Figure data in JSON:
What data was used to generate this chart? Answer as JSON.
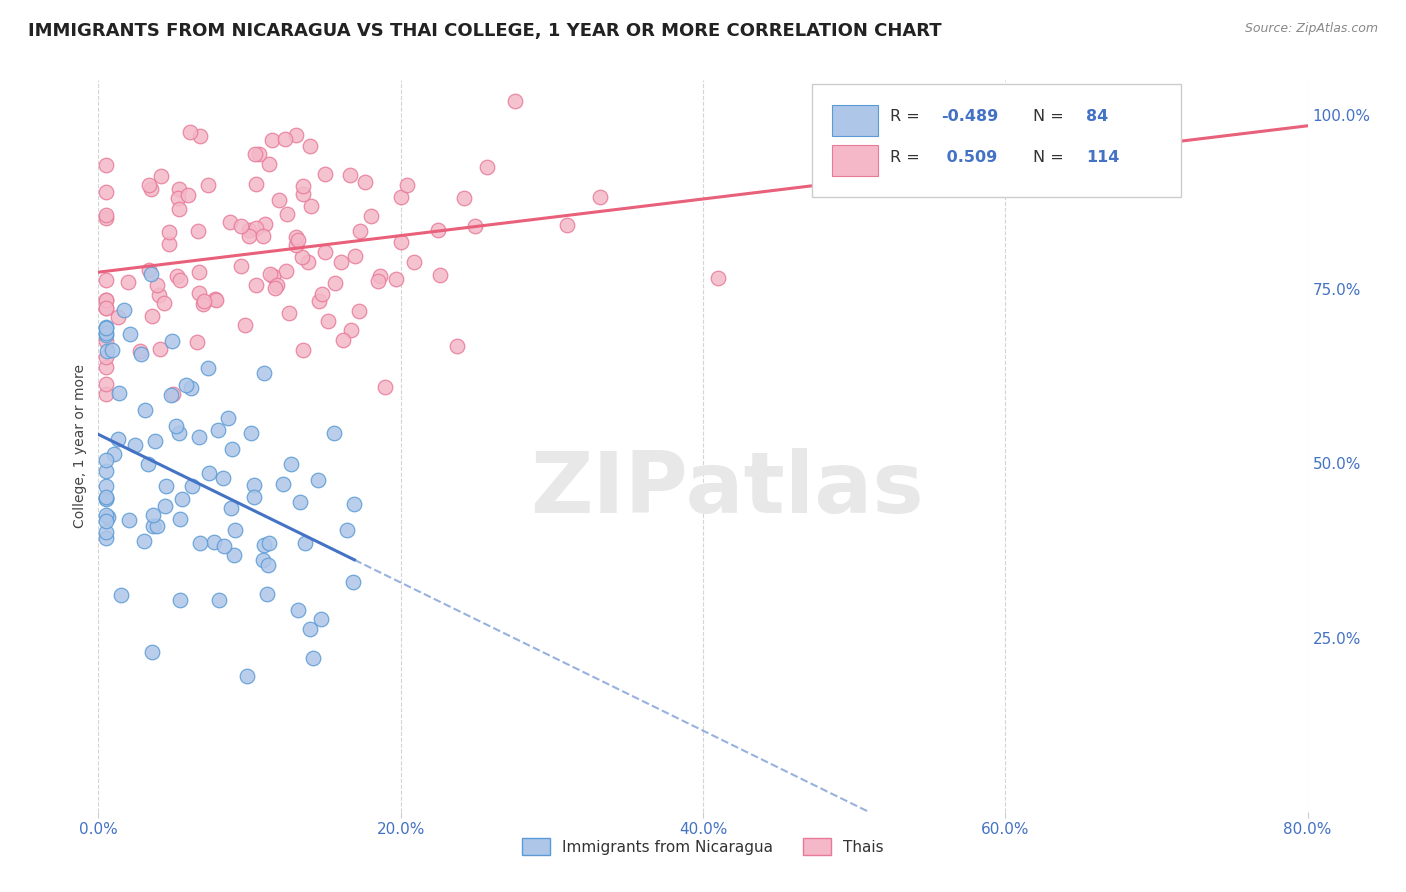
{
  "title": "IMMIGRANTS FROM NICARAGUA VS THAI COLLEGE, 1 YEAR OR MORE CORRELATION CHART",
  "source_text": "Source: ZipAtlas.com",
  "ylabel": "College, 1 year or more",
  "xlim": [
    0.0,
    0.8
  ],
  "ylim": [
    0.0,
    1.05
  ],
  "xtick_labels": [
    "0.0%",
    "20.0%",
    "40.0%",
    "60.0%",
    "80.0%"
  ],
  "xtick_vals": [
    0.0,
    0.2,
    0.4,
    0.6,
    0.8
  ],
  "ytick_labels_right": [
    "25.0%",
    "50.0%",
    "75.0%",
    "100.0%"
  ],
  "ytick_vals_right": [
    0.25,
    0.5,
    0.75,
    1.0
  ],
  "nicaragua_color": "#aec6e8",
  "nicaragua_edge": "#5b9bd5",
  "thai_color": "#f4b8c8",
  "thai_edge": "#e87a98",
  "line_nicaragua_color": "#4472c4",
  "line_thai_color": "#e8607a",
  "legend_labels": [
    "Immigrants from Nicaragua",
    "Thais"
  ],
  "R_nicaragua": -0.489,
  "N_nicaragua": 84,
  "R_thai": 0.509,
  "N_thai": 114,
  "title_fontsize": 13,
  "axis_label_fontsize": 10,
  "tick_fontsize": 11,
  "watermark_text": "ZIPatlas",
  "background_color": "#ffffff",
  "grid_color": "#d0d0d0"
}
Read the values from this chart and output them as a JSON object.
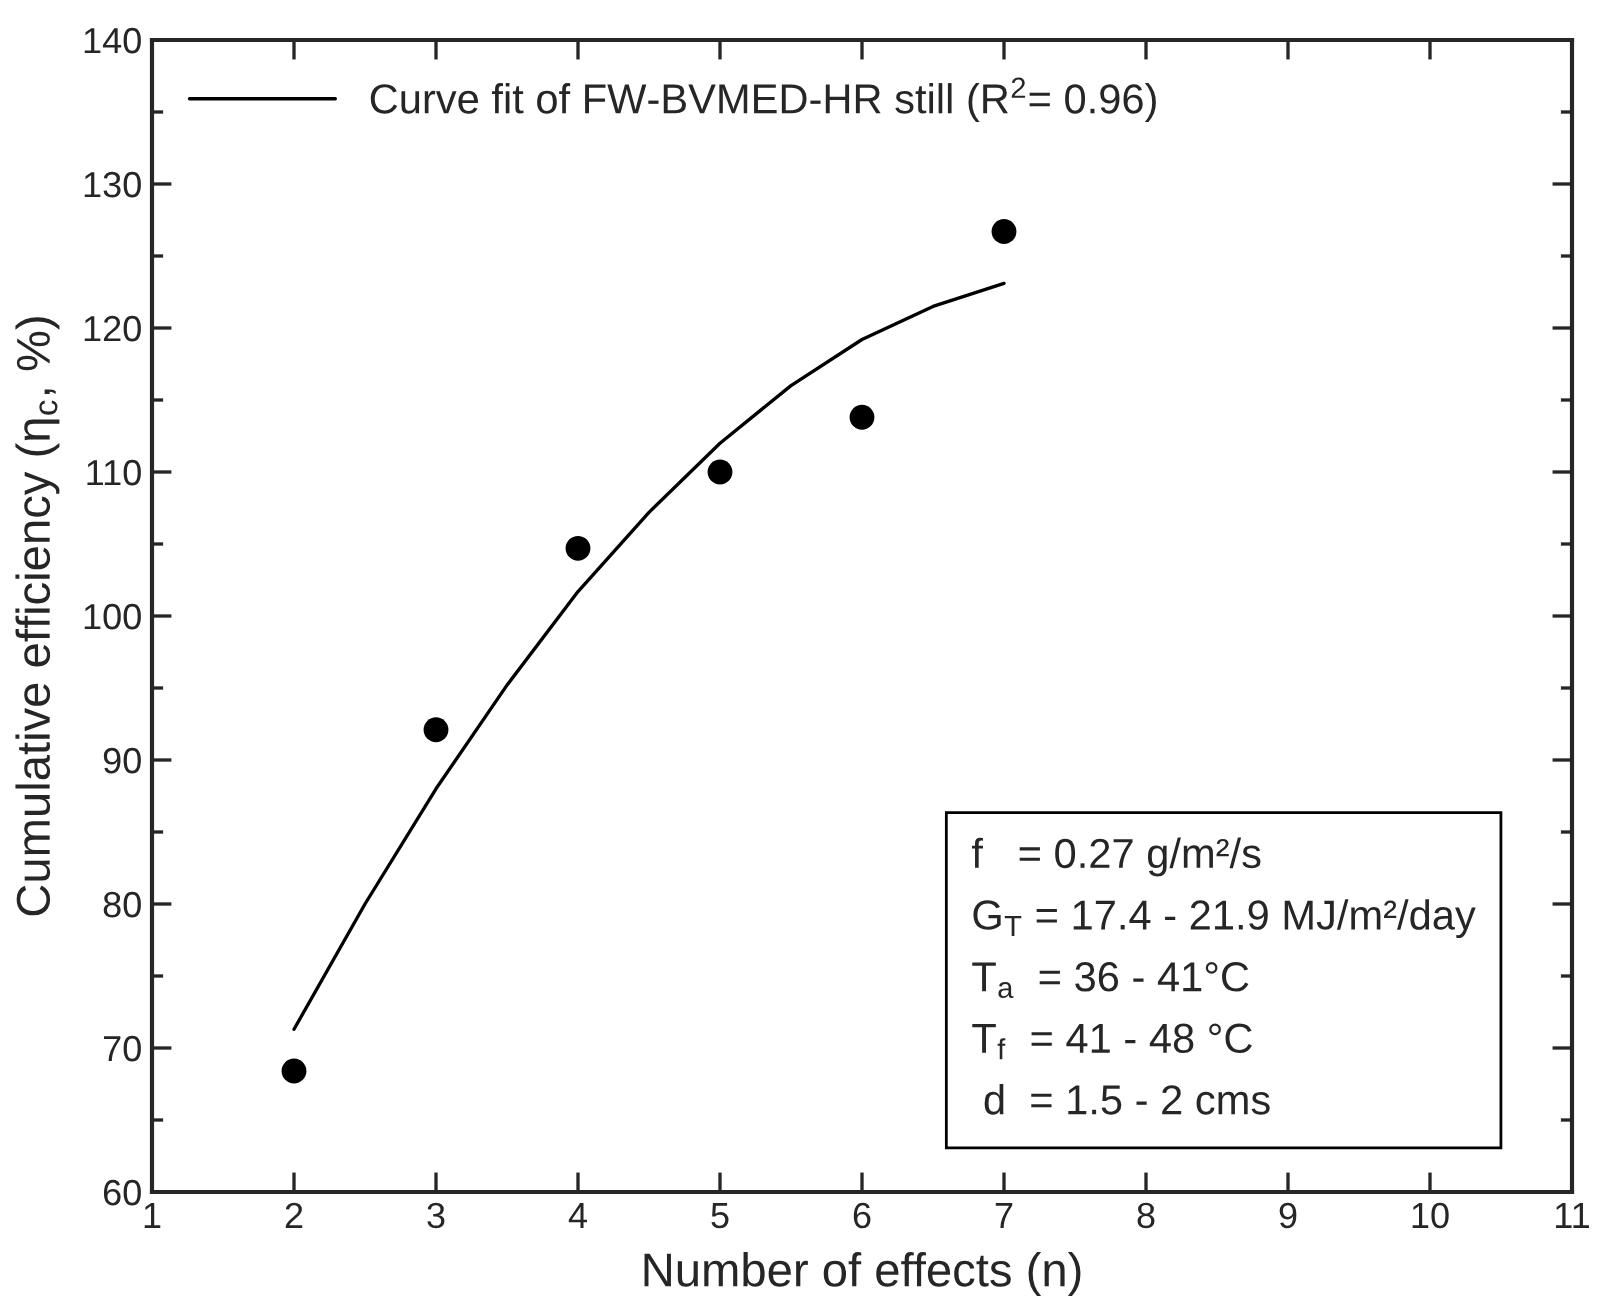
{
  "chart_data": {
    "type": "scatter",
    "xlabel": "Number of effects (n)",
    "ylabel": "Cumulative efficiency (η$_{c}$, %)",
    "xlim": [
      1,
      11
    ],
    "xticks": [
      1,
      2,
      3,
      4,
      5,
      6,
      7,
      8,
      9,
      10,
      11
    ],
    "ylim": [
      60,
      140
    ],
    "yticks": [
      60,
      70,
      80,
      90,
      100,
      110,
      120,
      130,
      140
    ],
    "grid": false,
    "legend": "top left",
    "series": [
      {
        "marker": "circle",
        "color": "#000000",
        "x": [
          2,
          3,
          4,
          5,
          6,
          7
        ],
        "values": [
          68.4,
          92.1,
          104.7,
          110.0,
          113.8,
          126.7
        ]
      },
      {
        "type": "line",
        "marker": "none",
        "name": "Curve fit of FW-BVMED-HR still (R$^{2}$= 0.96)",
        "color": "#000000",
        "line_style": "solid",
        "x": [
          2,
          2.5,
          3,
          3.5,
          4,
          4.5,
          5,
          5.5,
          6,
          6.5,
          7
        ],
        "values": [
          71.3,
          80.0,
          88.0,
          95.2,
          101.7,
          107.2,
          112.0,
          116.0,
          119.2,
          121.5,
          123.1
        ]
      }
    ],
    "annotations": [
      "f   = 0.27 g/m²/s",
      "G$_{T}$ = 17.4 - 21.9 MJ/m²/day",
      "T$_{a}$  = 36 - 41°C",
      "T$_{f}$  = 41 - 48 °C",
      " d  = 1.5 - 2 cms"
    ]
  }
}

Aim of the task: All of the entries need to be transcribed word for word; pictures are left out.

The response:
What data was used to generate this chart? Answer as JSON.
{
  "title": "IMMIGRANTS FROM NICARAGUA VS THAI COLLEGE, 1 YEAR OR MORE CORRELATION CHART",
  "source_text": "Source: ZipAtlas.com",
  "ylabel": "College, 1 year or more",
  "xlim": [
    0.0,
    0.8
  ],
  "ylim": [
    0.0,
    1.05
  ],
  "xtick_labels": [
    "0.0%",
    "20.0%",
    "40.0%",
    "60.0%",
    "80.0%"
  ],
  "xtick_vals": [
    0.0,
    0.2,
    0.4,
    0.6,
    0.8
  ],
  "ytick_labels_right": [
    "25.0%",
    "50.0%",
    "75.0%",
    "100.0%"
  ],
  "ytick_vals_right": [
    0.25,
    0.5,
    0.75,
    1.0
  ],
  "nicaragua_color": "#aec6e8",
  "nicaragua_edge": "#5b9bd5",
  "thai_color": "#f4b8c8",
  "thai_edge": "#e87a98",
  "line_nicaragua_color": "#4472c4",
  "line_thai_color": "#e8607a",
  "legend_labels": [
    "Immigrants from Nicaragua",
    "Thais"
  ],
  "R_nicaragua": -0.489,
  "N_nicaragua": 84,
  "R_thai": 0.509,
  "N_thai": 114,
  "title_fontsize": 13,
  "axis_label_fontsize": 10,
  "tick_fontsize": 11,
  "watermark_text": "ZIPatlas",
  "background_color": "#ffffff",
  "grid_color": "#d0d0d0"
}
Read the values from this chart and output them as a JSON object.
{
  "chart_data": {
    "type": "scatter",
    "xlabel": "Number of effects (n)",
    "ylabel": "Cumulative efficiency (η$_{c}$, %)",
    "xlim": [
      1,
      11
    ],
    "xticks": [
      1,
      2,
      3,
      4,
      5,
      6,
      7,
      8,
      9,
      10,
      11
    ],
    "ylim": [
      60,
      140
    ],
    "yticks": [
      60,
      70,
      80,
      90,
      100,
      110,
      120,
      130,
      140
    ],
    "grid": false,
    "legend": "top left",
    "series": [
      {
        "marker": "circle",
        "color": "#000000",
        "x": [
          2,
          3,
          4,
          5,
          6,
          7
        ],
        "values": [
          68.4,
          92.1,
          104.7,
          110.0,
          113.8,
          126.7
        ]
      },
      {
        "type": "line",
        "marker": "none",
        "name": "Curve fit of FW-BVMED-HR still (R$^{2}$= 0.96)",
        "color": "#000000",
        "line_style": "solid",
        "x": [
          2,
          2.5,
          3,
          3.5,
          4,
          4.5,
          5,
          5.5,
          6,
          6.5,
          7
        ],
        "values": [
          71.3,
          80.0,
          88.0,
          95.2,
          101.7,
          107.2,
          112.0,
          116.0,
          119.2,
          121.5,
          123.1
        ]
      }
    ],
    "annotations": [
      "f   = 0.27 g/m²/s",
      "G$_{T}$ = 17.4 - 21.9 MJ/m²/day",
      "T$_{a}$  = 36 - 41°C",
      "T$_{f}$  = 41 - 48 °C",
      " d  = 1.5 - 2 cms"
    ]
  }
}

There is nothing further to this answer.